▶ What you should do
Find each line with "セーフティ" and copy it.

══ Source material ══

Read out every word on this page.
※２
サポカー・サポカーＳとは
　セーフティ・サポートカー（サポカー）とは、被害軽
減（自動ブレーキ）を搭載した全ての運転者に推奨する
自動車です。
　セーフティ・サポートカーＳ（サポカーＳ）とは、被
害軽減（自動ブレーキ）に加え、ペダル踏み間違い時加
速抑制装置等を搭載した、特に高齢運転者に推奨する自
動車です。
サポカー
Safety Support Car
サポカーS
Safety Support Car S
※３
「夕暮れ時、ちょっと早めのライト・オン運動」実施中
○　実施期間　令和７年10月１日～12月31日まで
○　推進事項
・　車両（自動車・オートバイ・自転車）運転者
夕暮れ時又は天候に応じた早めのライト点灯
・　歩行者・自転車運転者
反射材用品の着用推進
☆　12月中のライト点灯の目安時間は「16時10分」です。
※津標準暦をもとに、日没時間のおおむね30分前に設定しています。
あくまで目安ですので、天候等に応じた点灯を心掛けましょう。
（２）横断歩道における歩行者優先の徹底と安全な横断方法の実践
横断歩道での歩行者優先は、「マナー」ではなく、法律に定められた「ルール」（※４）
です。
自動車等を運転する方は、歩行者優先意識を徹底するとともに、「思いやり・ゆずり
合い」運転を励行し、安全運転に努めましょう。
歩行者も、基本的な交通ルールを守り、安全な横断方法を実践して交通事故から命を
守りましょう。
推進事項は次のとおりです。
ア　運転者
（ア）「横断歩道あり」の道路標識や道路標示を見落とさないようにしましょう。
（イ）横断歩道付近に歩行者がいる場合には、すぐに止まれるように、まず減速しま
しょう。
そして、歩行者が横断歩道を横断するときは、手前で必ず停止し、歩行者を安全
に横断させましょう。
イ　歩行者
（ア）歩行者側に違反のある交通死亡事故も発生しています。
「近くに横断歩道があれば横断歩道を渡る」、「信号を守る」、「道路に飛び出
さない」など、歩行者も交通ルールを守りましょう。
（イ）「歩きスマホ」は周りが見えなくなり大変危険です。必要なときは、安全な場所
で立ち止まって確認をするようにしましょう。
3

═══

▶ Reply
　セーフティ・サポートカー（サポカー）とは、被害軽
　セーフティ・サポートカーＳ（サポカーＳ）とは、被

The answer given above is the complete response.